### What you need to do
Reproduce all the entries precisely.

(Dataset items)
[BEGIN]

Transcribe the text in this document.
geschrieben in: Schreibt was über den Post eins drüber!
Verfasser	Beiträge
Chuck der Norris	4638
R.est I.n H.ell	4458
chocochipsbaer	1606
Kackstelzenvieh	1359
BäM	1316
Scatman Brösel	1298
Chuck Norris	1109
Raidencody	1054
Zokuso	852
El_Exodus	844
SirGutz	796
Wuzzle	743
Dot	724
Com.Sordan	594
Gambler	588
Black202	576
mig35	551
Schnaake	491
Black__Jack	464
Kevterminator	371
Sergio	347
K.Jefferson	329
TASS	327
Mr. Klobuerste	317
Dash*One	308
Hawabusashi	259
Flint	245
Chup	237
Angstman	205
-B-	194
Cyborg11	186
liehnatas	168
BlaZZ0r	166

[END]

### Correct output
Transcribe the text in this document.
geschrieben in: Schreibt was über den Post eins drüber!
Verfasser	Beiträge
Chuck der Norris	4638
R.est I.n H.ell	4458
chocochipsbaer	1606
Kackstelzenvieh	1359
BäM	1316
Scatman Brösel	1298
Chuck Norris	1109
Raidencody	1054
Zokuso	852
El_Exodus	844
SirGutz	796
Wuzzle	743
Dot	724
Com.Sordan	594
Gambler	588
Black202	576
mig35	551
Schnaake	491
Black__Jack	464
Kevterminator	371
Sergio	347
K.Jefferson	329
TASS	327
Mr. Klobuerste	317
Dash*One	308
Hawabusashi	259
Flint	245
Chup	237
Angstman	205
-B-	194
Cyborg11	186
liehnatas	168
BlaZZ0r	166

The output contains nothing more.